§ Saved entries
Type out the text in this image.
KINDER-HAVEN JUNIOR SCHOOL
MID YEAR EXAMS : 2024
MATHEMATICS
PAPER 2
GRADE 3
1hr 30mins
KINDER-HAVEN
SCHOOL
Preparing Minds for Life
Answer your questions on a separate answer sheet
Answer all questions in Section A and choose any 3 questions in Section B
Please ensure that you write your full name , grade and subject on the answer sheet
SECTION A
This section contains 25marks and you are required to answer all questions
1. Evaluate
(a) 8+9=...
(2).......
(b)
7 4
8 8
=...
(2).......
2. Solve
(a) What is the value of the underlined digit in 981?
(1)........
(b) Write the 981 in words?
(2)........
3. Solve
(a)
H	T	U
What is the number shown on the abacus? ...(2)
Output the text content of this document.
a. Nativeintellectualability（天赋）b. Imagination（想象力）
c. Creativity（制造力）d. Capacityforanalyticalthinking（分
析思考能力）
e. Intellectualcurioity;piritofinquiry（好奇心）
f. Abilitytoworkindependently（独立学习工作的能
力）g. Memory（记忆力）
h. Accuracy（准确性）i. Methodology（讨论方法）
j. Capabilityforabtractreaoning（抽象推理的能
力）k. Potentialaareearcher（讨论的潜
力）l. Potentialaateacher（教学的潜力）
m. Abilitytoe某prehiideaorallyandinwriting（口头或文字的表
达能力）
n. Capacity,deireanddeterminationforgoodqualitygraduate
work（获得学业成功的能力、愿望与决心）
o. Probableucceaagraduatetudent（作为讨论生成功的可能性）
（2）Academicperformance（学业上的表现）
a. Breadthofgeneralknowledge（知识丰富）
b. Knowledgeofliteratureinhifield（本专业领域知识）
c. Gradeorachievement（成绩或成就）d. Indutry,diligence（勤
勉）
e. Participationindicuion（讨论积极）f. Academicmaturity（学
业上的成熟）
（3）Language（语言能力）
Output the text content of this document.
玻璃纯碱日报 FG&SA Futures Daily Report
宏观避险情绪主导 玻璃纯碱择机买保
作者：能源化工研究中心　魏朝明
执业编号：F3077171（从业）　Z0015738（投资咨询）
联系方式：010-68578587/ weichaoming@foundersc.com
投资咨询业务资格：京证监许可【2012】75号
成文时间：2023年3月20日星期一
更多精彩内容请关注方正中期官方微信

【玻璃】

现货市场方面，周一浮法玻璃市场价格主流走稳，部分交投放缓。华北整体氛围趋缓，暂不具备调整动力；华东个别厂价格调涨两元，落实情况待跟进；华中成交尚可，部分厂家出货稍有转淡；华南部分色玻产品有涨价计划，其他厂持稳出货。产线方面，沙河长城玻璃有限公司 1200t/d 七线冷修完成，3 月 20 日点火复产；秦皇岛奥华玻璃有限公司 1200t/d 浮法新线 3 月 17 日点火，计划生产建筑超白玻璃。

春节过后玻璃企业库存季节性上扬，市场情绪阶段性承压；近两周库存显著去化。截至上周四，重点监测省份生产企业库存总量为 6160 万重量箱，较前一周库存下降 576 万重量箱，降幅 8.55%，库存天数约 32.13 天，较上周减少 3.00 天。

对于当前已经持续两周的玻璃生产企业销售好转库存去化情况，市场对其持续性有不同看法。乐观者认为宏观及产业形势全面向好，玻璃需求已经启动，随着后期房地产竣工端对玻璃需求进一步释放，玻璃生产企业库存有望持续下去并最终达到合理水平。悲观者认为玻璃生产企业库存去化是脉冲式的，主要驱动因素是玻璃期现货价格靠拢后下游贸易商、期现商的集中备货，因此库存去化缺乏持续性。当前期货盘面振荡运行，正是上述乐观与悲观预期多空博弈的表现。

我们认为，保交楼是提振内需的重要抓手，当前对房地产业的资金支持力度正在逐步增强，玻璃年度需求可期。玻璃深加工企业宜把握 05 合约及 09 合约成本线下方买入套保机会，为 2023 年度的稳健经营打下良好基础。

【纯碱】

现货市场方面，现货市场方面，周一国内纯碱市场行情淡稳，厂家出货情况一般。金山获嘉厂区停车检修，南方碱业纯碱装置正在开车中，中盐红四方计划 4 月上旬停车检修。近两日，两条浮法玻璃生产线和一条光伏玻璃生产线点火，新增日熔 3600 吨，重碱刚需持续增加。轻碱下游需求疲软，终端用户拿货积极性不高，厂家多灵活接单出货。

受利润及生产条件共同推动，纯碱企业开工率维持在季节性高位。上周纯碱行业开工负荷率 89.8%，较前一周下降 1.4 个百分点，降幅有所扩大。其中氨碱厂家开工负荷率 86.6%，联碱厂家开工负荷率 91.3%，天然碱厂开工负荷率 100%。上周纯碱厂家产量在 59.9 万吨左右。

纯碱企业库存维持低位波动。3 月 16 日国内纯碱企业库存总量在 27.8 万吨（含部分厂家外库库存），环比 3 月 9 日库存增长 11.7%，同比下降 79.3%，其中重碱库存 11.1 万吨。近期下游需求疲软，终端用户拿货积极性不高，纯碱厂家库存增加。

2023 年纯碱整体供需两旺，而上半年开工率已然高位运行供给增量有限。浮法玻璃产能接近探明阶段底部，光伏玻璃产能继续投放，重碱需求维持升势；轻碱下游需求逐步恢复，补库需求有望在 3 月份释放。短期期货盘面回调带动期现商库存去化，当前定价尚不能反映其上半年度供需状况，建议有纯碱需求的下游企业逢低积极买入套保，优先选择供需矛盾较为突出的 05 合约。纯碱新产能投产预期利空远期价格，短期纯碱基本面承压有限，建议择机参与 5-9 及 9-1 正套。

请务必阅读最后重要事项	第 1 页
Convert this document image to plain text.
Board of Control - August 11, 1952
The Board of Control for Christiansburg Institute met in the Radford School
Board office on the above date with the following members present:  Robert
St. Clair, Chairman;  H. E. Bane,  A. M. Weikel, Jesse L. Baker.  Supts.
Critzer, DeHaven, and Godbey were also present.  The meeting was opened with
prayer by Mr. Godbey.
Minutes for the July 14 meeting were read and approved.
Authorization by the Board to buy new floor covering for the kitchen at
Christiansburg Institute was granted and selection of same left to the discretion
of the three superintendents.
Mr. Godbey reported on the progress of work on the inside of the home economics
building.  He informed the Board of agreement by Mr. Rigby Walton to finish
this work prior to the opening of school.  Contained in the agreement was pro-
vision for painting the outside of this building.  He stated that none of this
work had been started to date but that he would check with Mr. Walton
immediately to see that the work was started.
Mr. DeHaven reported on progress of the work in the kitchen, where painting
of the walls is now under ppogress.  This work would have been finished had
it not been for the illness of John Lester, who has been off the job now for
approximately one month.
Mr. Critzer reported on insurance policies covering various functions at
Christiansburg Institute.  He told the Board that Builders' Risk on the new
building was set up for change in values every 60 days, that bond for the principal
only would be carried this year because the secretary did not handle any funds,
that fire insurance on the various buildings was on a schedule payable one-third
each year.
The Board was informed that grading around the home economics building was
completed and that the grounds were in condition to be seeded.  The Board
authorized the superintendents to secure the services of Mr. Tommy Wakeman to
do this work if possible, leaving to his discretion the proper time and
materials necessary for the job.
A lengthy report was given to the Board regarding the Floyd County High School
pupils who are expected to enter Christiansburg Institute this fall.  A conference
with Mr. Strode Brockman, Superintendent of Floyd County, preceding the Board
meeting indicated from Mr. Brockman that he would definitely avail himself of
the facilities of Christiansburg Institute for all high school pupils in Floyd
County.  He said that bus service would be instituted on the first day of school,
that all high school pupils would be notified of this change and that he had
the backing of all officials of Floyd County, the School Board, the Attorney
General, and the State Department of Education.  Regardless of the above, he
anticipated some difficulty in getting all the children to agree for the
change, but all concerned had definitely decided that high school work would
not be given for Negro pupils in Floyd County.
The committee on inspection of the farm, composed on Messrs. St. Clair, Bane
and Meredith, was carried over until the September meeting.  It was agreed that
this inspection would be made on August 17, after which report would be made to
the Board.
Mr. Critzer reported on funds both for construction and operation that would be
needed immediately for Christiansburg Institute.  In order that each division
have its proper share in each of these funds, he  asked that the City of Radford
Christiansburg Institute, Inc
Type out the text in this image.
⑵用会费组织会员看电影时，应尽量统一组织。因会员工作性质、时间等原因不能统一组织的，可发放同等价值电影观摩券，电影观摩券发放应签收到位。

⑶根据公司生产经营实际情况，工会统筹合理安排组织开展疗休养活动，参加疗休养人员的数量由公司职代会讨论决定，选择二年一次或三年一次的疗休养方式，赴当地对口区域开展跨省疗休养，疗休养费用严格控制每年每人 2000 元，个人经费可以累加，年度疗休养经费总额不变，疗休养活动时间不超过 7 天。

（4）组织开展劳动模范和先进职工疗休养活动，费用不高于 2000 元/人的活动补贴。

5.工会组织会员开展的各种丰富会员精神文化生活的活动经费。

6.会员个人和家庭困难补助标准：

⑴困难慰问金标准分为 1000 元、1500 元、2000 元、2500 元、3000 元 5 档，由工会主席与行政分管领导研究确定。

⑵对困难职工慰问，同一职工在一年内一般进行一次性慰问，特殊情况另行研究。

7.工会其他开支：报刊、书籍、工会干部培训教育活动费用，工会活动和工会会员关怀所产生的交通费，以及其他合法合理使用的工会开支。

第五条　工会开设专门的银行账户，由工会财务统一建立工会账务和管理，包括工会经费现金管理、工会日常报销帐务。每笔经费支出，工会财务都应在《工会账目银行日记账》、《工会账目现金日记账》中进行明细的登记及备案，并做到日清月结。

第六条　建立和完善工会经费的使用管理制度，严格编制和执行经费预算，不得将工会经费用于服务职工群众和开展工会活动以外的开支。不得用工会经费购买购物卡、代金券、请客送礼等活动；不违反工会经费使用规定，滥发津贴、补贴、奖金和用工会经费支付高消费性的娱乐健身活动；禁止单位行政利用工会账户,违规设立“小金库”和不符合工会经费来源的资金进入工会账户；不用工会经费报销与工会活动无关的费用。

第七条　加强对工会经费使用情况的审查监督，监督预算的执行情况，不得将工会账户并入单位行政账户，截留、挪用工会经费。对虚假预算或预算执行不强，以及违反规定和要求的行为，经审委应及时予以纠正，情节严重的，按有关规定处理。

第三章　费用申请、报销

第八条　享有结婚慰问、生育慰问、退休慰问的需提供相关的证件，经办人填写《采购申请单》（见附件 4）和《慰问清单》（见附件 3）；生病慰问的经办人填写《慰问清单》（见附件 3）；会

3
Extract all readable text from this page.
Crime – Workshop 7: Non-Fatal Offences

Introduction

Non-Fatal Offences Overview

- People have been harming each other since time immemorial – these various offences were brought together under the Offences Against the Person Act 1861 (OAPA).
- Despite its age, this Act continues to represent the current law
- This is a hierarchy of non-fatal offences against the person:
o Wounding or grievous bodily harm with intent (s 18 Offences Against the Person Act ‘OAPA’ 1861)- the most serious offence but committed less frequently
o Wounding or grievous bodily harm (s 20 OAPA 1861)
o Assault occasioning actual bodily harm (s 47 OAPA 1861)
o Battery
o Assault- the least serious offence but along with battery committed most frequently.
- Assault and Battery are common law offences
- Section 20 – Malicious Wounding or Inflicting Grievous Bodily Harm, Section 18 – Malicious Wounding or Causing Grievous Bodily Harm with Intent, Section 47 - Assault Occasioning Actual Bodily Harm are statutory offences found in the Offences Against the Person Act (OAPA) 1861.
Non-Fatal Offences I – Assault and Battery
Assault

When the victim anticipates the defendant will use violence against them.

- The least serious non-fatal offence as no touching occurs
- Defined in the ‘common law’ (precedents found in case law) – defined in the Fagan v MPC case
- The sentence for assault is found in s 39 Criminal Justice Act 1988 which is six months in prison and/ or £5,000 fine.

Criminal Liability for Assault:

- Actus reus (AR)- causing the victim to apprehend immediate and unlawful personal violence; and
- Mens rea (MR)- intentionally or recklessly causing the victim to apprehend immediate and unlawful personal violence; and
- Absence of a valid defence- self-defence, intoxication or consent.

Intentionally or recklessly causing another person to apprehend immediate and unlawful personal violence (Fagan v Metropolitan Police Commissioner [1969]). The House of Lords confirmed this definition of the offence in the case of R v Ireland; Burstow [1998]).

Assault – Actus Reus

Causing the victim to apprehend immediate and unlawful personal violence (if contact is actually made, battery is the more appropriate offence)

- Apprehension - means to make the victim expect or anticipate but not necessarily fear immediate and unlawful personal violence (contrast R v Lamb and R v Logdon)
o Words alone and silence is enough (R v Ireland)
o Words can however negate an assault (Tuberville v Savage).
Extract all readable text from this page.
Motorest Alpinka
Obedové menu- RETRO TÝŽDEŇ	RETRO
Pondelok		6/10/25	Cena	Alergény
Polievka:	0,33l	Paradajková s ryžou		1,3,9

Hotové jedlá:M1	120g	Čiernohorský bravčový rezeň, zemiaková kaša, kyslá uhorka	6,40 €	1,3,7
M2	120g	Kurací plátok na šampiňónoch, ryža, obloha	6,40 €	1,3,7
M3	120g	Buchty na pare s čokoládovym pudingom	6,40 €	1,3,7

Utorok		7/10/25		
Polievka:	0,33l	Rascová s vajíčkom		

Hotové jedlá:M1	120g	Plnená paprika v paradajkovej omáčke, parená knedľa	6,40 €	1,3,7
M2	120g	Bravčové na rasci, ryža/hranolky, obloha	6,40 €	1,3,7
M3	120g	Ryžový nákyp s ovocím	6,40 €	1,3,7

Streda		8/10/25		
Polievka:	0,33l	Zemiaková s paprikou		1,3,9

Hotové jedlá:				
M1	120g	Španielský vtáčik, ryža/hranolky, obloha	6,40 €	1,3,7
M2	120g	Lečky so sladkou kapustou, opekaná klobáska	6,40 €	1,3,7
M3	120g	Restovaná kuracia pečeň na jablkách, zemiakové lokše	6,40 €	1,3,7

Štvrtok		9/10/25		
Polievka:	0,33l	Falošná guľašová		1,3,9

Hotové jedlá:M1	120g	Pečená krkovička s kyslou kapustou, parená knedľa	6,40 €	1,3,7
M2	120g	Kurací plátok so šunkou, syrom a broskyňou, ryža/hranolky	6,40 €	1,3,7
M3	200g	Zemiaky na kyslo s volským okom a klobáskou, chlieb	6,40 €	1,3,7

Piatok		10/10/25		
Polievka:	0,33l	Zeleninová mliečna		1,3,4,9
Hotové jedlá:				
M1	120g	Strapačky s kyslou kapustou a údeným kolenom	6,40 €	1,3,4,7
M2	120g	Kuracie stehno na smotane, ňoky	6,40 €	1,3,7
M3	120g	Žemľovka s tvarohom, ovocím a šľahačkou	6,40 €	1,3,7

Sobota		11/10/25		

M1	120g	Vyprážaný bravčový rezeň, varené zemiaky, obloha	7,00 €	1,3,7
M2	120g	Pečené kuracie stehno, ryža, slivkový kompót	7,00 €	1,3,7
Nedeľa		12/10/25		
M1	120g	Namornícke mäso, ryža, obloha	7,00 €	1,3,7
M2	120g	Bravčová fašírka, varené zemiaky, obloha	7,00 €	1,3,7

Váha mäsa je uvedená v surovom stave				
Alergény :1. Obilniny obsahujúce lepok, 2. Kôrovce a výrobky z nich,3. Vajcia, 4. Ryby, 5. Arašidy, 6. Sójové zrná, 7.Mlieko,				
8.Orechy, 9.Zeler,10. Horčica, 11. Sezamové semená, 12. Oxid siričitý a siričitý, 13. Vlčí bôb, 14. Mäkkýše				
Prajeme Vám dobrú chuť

§ What is required
Extract, from the material above, each line holding the word "case".

§ Solution
- Defined in the ‘common law’ (precedents found in case law) – defined in the Fagan v MPC case
Intentionally or recklessly causing another person to apprehend immediate and unlawful personal violence (Fagan v Metropolitan Police Commissioner [1969]). The House of Lords confirmed this definition of the offence in the case of R v Ireland; Burstow [1998]).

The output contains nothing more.